A voluta, pelo que aprendi, seria uma espécie de contorno sobre
o vetor primário do pilar, dando
certa impressão de "contornar"
ou de "evitar a direção reta". Essa
expressão magnífica do jeitinho
brasileiro também aparece quando avisamos que a sogra subiu no
telhado, em vez de atacar o interlocutor com um direto "Sua sogra
empacotou".
A influência barroca também
tem tido forte influência nos graves assuntos econômicos da atualidade. O regime de metas de inflação, por exemplo, hoje praticado por algumas dezenas de bancos centrais, inclusive o do Brasil,
é uma espécie de "voluta" na nova arquitetura da política monetária barroca.
Cuidadosas expressões, finamente bordadas nas atas do Copom, dão o toque literário a essa
doce maneira de "dizer sem revelar nada" dos nossos sisudos
monges do Comitê da Política
Monetária, reunidos mensalmente na missa solene que transmite
os sinais igualmente sutis da representação divina pelo gesto da
elevação do cálice dos juros.
Quando a missa do Copom aponta uma alta de meio ponto percentual no já elevado cálice dos
juros básicos, os fiéis suspiram resignados enquanto entoam, baixinho, "Miserere nobis!".
Na sutileza da mensagem está
contida a severidade do alerta: é
preciso evitar a tentação do crescimento, que nos afasta do equilíbrio, da estabilidade religiosamente conservada, da difícil sobriedade dos índices de inflação.
Os defensores da nossa fé antiinflacionária já contemplam
horrorizados os fluxos e arroubos
carnavalescos de 2005. O país
ameaça uma folia produtiva,
maior até que as farras secretas
do ano corrente, capaz de quebrar o ascético jejum da meta de
inflação de 5,1% canonizada para o ano vindouro.
Como em toda religião, existem
os dogmas ostensivos, como há os
segredos do templo, como no livro-tema de W. Greider "The Secrets of the Temple" (Touchstone,
N.Y. 1987) sobre o Fed (banco
central norte-americano). Por fora, nosso Banco Central dirá que
há diversos segmentos industriais
muito aquecidos, ameaçando repassar seus custos ascendentes sobre o nível de varejo, por onde se
mede a fidelidade do IPCA, índice-meta do Copom. É a própria fé
que está em jogo; fé na igreja, na
moeda, na credibilidade do regime das metas de inflação.
A prática das virtudes teológicas exige sacrifícios. Pouco importa se muitos fiéis haverão de cambalear no próximo jejum de crescimento. No céu, não há balança
de peso. Se o setor de cimento exibe magérrimo desempenho neste
ano, revelando a inapetência de
famílias, empresas e governo, de
apostar no seu próprio investimento, mesmo depois da queda
fragorosa da demanda por cimento (menos 11%) do ano passado, sua virtude será maior por
amargar ainda mais jejum de
crescimento em 2005. São as exigências da fé. E respeito aos dogmas anunciados.

| DADOS FORNECIDOS |
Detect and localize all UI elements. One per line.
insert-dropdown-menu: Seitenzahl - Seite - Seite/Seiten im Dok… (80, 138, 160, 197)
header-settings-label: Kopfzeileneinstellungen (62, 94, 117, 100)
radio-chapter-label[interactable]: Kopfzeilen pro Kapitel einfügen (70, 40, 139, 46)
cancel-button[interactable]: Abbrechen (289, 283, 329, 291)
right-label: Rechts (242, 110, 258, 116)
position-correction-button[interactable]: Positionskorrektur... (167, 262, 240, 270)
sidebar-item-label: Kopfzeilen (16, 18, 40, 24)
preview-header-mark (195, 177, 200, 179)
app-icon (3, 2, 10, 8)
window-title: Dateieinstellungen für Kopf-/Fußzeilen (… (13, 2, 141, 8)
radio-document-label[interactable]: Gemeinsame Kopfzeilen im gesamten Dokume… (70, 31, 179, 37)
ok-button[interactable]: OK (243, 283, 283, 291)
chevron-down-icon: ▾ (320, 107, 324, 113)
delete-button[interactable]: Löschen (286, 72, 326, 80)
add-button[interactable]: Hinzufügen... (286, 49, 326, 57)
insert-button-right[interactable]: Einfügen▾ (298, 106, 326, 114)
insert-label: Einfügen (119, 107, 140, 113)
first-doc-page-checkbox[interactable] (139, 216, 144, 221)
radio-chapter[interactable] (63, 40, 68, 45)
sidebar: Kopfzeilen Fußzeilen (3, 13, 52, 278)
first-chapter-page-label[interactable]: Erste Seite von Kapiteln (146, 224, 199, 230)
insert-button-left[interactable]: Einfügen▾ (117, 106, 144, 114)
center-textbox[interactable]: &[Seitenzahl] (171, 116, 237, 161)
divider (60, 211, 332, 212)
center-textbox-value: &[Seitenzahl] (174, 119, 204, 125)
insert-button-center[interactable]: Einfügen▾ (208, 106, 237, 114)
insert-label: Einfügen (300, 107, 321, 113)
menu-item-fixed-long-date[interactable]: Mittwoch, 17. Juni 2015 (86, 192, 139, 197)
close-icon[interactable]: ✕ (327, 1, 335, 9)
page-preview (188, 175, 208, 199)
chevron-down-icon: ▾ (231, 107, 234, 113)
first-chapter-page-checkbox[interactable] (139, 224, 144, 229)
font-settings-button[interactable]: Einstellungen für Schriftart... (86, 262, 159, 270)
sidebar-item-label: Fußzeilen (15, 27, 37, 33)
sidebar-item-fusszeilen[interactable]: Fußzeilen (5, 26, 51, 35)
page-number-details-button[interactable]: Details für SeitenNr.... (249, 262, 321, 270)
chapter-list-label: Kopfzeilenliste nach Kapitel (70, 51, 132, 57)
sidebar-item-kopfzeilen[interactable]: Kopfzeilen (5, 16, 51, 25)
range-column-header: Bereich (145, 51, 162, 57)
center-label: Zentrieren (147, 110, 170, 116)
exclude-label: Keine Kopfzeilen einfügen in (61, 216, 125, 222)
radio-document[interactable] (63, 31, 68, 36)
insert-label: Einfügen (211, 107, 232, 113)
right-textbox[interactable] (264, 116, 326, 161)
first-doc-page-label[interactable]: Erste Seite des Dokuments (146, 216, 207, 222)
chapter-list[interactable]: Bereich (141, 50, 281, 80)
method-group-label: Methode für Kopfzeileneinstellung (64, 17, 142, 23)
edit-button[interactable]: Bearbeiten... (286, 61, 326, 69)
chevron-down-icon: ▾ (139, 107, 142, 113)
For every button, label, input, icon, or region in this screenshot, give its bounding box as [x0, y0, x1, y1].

--

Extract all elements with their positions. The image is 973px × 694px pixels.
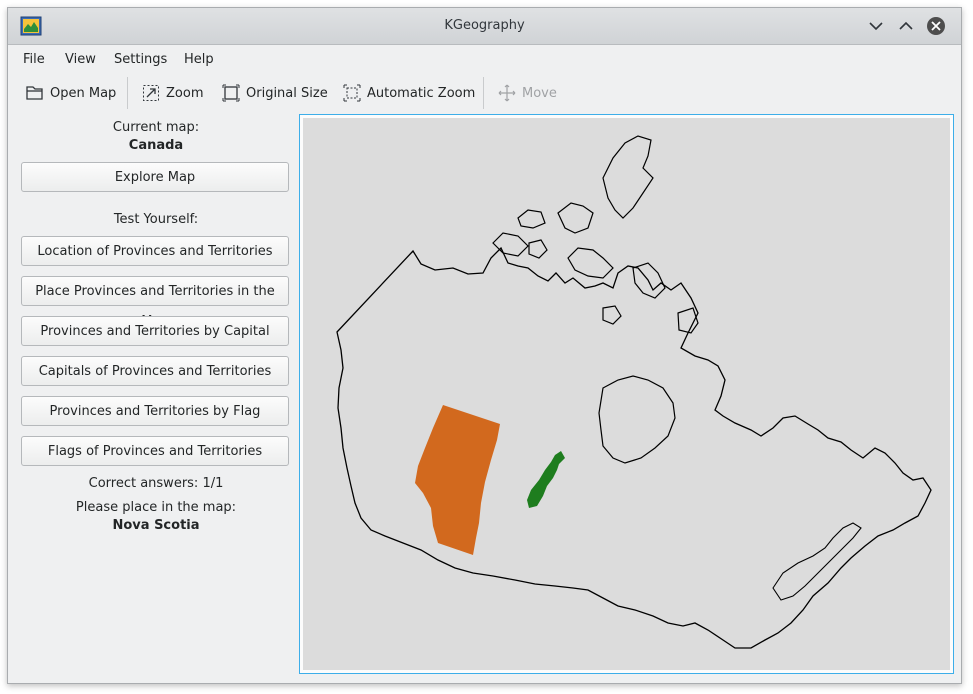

---

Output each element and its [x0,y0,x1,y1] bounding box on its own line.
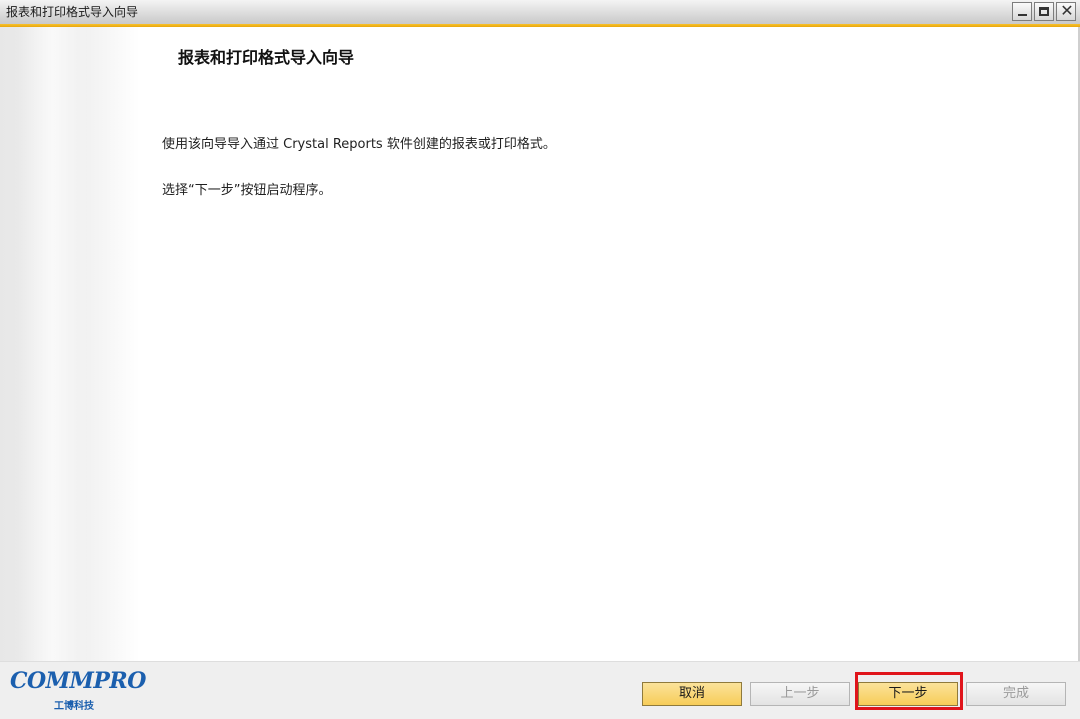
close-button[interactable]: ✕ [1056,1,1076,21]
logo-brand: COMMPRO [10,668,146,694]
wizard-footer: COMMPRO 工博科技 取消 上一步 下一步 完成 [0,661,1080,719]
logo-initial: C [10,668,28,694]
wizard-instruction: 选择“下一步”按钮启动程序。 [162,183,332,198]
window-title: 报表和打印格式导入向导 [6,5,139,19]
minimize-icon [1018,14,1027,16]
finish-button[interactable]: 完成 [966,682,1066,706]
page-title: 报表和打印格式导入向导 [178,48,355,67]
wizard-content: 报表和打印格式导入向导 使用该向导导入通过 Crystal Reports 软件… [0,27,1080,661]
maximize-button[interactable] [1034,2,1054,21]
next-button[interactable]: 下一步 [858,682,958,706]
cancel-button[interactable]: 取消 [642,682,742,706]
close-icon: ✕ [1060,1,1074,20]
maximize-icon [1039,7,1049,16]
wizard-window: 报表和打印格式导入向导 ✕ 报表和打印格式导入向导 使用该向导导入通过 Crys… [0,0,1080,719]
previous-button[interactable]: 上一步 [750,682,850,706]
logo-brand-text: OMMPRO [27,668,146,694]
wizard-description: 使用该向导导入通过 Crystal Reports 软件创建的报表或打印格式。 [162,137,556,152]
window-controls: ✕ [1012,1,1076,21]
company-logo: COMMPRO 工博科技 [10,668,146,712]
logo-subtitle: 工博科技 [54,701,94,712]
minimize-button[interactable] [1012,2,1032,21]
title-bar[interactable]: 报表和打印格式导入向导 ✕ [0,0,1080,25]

| OBJETIVO DO EXERCÍCIO |
Responda, com base no trecho selecionado:
(a) Qual meta de inflação foi "canonizada" para o ano vindouro?
(b) Qual é o índice-meta do Copom?
(c) De quanto foi a queda da demanda por cimento no ano passado?
Para responder, baseie-se somente no trecho selecionado.

| RESULTADO DO EXERCÍCIO |
(a) 5,1%.
(b) O IPCA.
(c) 11%.